Stated task - Repeat each entry as written, dropping any picture you find.
.....
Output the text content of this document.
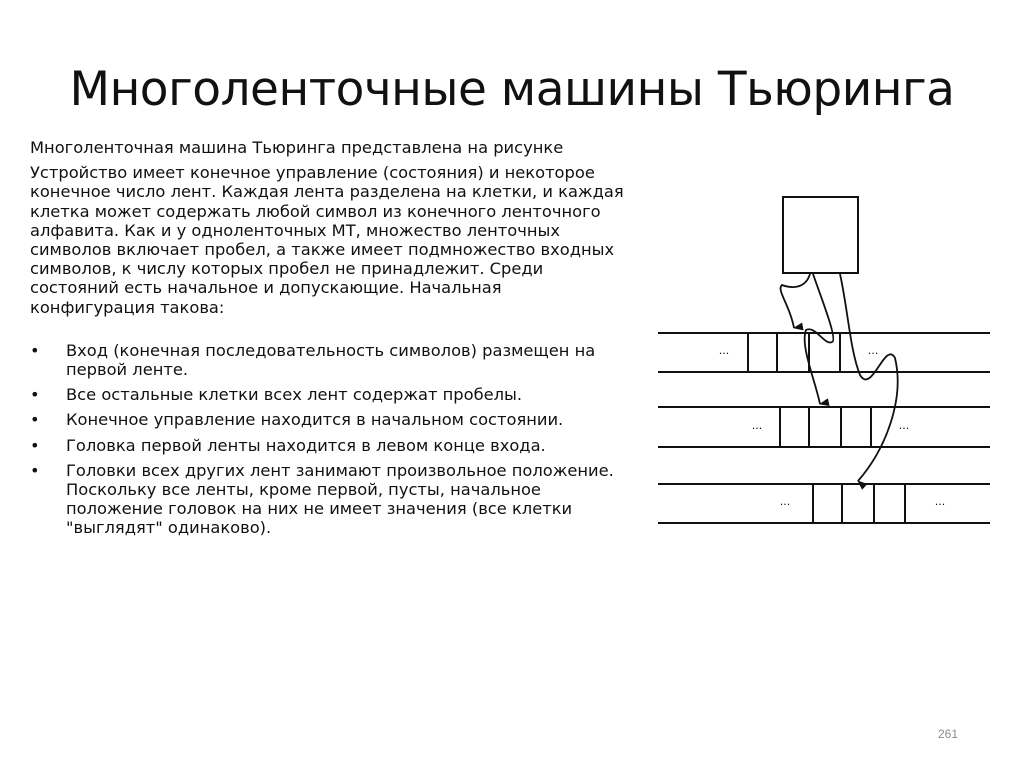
Многоленточные машины Тьюринга

Многоленточная машина Тьюринга представлена на рисунке

Устройство имеет конечное управление (состояния) и некоторое конечное число лент. Каждая лента разделена на клетки, и каждая клетка может содержать любой символ из конечного ленточного алфавита. Как и у одноленточных МТ, множество ленточных символов включает пробел, а также имеет подмножество входных символов, к числу которых пробел не принадлежит. Среди состояний есть начальное и допускающие. Начальная конфигурация такова:

• Вход (конечная последовательность символов) размещен на первой ленте.
• Все остальные клетки всех лент содержат пробелы.
• Конечное управление находится в начальном состоянии.
• Головка первой ленты находится в левом конце входа.
• Головки всех других лент занимают произвольное положение. Поскольку все ленты, кроме первой, пусты, начальное положение головок на них не имеет значения (все клетки "выглядят" одинаково).
...	...
...	...
...	...
261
.....
Result of this exercise -
Output the text content of this document.
Многоленточные машины Тьюринга

Многоленточная машина Тьюринга представлена на рисунке

Устройство имеет конечное управление (состояния) и некоторое конечное число лент. Каждая лента разделена на клетки, и каждая клетка может содержать любой символ из конечного ленточного алфавита. Как и у одноленточных МТ, множество ленточных символов включает пробел, а также имеет подмножество входных символов, к числу которых пробел не принадлежит. Среди состояний есть начальное и допускающие. Начальная конфигурация такова:

• Вход (конечная последовательность символов) размещен на первой ленте.
• Все остальные клетки всех лент содержат пробелы.
• Конечное управление находится в начальном состоянии.
• Головка первой ленты находится в левом конце входа.
• Головки всех других лент занимают произвольное положение. Поскольку все ленты, кроме первой, пусты, начальное положение головок на них не имеет значения (все клетки "выглядят" одинаково).
...	...
...	...
...	...
261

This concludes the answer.